* **Document segment**:
——

Respect incognito mode and multiple profiles.

Extensions and apps are specific to profiles. If your feature should run across profiles (including incognito), allow the extension developer or the user to choose the scope. Consider adding a parameter to set the scope of the API.
Example: types API has a |scope| parameter that distinguishes how the changes should apply (only to regular sessions, both regular and incognito sessions etc).

Provide a way to revert changes to browser or OS settings.

Example: A hypothetical display settings API can set screen brightness. Users can recover from extreme brightness setting by uninstalling the app.

Inform the user when granting implicit access to resources.

It may be difficult for users to understand how granting access works with hierarchical resources such as domains, iframes or filesystems. If your feature gets access to a resource and all its sub resources, inform the user.

Prefer HTTPS over HTTP.

Connect Google services only over HTTPS. Consider HTTP deprecated.

Consider adding an enterprise policy for your feature.

If you think IT departments might want to block your feature because it’s too powerful, can have privacy implications or incompatibilities, consider adding a policy entry for it.

——

* **Data**:
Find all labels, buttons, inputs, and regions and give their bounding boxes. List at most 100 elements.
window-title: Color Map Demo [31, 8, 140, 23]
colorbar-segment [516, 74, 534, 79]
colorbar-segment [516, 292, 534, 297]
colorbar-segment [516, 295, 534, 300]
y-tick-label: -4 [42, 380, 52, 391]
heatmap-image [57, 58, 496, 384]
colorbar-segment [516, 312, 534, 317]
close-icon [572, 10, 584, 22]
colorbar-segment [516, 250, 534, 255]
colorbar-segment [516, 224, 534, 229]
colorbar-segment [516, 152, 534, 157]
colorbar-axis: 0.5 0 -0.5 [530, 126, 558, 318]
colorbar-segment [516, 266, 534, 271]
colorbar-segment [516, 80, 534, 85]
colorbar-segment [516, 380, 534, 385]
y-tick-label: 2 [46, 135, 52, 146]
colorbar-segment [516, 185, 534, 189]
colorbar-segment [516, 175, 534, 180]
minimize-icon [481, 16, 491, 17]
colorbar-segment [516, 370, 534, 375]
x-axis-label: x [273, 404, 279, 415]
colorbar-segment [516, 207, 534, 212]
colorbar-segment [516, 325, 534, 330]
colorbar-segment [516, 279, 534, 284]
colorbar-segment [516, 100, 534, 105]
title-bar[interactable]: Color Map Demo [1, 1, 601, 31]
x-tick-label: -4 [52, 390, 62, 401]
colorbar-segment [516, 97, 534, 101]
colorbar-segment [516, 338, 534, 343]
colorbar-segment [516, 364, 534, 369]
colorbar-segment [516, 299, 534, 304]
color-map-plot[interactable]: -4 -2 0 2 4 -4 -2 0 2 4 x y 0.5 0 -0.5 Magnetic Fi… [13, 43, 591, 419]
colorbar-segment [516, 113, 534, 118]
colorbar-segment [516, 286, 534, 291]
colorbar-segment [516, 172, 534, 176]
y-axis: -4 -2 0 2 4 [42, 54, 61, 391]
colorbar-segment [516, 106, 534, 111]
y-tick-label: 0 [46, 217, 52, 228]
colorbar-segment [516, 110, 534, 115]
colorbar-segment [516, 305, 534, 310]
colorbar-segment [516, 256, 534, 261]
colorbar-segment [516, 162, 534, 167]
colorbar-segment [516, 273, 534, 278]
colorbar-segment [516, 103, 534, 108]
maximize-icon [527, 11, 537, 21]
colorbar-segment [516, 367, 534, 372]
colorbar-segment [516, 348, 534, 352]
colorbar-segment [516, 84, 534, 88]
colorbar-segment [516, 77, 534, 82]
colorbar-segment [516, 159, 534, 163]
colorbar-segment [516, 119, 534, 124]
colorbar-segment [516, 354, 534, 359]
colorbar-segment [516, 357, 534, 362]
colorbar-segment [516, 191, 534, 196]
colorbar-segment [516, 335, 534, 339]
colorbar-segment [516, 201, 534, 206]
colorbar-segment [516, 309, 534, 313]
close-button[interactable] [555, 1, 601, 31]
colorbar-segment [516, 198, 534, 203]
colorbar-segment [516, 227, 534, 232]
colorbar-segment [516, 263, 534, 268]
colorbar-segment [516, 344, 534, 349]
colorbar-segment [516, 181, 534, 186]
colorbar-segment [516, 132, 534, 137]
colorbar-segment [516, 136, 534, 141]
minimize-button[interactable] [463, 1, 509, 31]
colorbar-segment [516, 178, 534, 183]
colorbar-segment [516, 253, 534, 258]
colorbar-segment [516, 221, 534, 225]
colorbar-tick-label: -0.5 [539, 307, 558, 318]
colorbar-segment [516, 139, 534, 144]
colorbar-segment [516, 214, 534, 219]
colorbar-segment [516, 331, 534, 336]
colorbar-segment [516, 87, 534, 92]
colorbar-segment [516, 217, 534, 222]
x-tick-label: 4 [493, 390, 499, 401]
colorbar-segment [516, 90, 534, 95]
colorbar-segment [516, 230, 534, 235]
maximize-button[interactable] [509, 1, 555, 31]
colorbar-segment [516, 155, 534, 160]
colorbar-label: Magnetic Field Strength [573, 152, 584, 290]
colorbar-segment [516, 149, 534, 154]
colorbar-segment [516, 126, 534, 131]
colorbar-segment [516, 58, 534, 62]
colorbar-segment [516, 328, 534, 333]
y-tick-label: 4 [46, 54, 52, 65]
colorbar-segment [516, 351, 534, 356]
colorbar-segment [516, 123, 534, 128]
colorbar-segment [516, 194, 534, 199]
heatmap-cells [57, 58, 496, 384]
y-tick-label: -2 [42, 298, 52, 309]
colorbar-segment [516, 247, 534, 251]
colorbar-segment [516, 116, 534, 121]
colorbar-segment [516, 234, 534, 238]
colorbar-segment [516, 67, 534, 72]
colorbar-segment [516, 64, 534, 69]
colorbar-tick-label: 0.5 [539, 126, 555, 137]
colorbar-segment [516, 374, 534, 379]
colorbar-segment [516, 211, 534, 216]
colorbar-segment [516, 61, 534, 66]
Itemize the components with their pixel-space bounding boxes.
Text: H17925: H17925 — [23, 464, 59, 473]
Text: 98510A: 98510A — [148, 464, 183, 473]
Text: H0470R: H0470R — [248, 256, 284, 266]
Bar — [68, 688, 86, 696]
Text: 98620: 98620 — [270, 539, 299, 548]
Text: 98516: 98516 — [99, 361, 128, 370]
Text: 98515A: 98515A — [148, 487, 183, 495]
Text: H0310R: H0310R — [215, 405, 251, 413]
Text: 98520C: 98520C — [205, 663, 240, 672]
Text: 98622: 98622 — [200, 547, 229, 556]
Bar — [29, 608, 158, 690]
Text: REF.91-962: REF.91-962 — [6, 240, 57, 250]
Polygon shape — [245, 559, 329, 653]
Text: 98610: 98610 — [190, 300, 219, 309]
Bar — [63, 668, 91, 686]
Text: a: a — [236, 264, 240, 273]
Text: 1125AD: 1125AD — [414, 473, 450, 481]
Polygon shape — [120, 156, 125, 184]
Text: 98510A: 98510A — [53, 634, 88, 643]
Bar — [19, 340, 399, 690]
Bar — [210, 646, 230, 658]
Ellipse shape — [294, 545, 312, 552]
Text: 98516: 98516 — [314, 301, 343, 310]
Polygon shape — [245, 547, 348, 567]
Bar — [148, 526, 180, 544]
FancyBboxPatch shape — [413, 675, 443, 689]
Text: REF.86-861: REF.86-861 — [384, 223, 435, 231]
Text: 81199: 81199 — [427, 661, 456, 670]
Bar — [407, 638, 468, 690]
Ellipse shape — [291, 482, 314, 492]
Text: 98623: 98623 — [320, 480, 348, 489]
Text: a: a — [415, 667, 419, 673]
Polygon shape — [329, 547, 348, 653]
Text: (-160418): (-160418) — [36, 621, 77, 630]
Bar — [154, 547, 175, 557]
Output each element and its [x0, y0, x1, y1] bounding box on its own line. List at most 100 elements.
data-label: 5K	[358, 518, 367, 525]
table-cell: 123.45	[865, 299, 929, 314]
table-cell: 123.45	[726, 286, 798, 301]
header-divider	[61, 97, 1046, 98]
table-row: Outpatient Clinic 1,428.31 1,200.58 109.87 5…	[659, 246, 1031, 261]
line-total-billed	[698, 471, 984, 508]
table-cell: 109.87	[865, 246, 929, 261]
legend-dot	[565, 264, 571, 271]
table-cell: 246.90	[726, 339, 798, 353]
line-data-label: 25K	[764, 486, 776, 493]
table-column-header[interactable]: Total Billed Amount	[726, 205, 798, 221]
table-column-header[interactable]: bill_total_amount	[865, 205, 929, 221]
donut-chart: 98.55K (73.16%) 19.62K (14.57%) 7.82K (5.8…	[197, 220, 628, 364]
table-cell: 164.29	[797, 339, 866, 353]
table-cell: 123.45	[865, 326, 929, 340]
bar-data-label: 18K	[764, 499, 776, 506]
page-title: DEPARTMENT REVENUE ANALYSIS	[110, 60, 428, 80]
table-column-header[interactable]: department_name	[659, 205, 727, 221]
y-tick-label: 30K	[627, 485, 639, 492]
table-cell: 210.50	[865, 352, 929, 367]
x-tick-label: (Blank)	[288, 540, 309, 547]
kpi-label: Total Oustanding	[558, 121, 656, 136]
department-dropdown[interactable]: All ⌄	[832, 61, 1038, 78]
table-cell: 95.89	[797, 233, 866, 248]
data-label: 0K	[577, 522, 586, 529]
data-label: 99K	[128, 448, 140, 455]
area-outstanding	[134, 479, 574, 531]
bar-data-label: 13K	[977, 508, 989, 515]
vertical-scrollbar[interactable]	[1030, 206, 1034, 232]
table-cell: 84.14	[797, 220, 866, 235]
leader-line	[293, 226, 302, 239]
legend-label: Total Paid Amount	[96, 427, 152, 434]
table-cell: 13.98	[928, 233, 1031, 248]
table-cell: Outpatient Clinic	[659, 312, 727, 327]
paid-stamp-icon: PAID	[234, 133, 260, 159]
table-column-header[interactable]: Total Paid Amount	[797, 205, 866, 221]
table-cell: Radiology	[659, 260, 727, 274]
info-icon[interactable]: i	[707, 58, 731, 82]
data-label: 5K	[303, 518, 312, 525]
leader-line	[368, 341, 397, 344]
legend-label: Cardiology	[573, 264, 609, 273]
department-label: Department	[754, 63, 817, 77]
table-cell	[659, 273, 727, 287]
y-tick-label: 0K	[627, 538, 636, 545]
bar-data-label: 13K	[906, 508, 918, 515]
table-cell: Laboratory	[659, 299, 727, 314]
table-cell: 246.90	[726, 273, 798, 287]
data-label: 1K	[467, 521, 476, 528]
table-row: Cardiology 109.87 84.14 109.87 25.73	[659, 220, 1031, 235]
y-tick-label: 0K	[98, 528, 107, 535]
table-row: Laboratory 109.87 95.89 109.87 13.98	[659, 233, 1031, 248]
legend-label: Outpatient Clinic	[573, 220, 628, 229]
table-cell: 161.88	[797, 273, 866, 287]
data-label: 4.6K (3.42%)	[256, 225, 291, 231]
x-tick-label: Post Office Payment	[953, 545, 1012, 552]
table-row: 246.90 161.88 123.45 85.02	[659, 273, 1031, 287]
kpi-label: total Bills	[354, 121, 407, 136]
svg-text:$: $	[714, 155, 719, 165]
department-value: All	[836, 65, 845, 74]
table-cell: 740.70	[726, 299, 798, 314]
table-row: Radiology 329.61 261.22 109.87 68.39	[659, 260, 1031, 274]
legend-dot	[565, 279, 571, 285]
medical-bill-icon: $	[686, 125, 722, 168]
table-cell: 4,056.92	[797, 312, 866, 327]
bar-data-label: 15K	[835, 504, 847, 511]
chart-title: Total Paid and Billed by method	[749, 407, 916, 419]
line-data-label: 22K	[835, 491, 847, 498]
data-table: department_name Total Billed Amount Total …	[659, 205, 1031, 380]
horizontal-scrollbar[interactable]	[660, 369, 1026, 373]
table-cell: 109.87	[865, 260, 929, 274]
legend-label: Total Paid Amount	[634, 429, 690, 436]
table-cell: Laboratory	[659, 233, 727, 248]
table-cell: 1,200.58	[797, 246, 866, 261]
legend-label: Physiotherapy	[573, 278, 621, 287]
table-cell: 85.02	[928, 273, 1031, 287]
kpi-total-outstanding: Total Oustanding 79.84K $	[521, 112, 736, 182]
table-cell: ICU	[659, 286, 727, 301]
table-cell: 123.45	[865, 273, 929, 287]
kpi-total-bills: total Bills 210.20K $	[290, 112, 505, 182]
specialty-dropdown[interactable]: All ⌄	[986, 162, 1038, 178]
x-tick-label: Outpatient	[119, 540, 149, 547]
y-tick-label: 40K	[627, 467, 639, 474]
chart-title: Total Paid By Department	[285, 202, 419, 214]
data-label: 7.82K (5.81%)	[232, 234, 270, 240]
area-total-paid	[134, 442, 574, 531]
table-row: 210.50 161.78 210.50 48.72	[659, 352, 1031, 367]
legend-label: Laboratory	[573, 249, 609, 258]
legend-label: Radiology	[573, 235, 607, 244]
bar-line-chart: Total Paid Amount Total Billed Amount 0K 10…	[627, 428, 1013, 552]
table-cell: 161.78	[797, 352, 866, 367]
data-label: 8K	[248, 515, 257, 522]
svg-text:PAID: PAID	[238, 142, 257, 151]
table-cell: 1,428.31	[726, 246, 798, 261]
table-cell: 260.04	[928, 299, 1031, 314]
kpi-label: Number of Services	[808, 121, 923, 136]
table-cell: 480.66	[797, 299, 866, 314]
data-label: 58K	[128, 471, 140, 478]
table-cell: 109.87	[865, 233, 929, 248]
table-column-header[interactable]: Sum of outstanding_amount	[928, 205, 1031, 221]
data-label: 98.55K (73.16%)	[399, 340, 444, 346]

——

* **Problem set**:
a) For each statement, answer yes or no based on the API design guidelines, and quote the exact words that decide it.
(i) Google services should be connected only over HTTPS.
(ii) Extensions and apps are shared across all profiles.
(iii) In the display settings example, users recover from an extreme brightness setting by restarting the browser.
b) Please update the part of the API design guidelines that opens with "Connect Google services" and closes with "entry for it.", putting "system administrators" in place of "IT departments".
c) Carry the API design guidelines on from their last point, adding further guidelines in the same style.
The lines come from a different source than the API design guidelines.

* **Responses**:
a)
(i) Yes: "Connect Google services only over HTTPS."
(ii) No: "Extensions and apps are specific to profiles."
(iii) No: "Users can recover from extreme brightness setting by uninstalling the app."

b)
Connect Google services only over HTTPS. Consider HTTP deprecated.

Consider adding an enterprise policy for your feature.

If you think system administrators might want to block your feature because it’s too powerful, can have privacy implications or incompatibilities, consider adding a policy entry for it.

c)
The necessary steps to add a new policy setting to Chromium are explained here in detail.

Prefer declarative APIs.

Declarative APIs are more auditable. If you have a getter/setter type of API, consider making it declarative.

Example: You are implementing a hypothetical feature that sets a Windows registry key. Instead of chrome.registry.set(path, value), prefer having a manifest entry as key value pairs:

{ “name”: “Extension”,

  “version”: “1.0.0.0”,

  ...

  “registry”: {

    “path/to/key1”: “value1”,
   “path/to/key2”: “value2”

 }}

Mitigate denial of service (DOS) attacks that can be caused by your feature.

DOS prevents the user from using the extension, web page, browser or the OS. Some examples of DOS attacks by extensions are constantly triggering a native dialog until the user accepts it, closing all tabs (disabling the browser), reloading tabs (disabling the page) or reloading another extension (disabling the extension).

Consider doing these to prevent this class of DOS:

Avoid altogether or restrict the scope of non-public APIs.

Before implementing a non-public API, see if you can create an app/extension pair and pass around messages to achieve what you want. If yes, prefer doing that.

Example: You are implementing an extension API that needs access to UDP over native sockets for a protocol called foo://. Don’t whitelist chrome.sockets.* for your extension. Create a chrome.fooPrivate namespace and implement the bare minimum access to native sockets (no TCP, only specific port/host pair allowed, strict checks for the foo:// protocol etc).

Don’t make spoofing and phishing easier.

Phishing is one of the leading ways users are harmed on the Internet, so consider how your API may be abused by attackers. Here are some common things to avoid:

Don’t bypass the same origin policy without host permissions.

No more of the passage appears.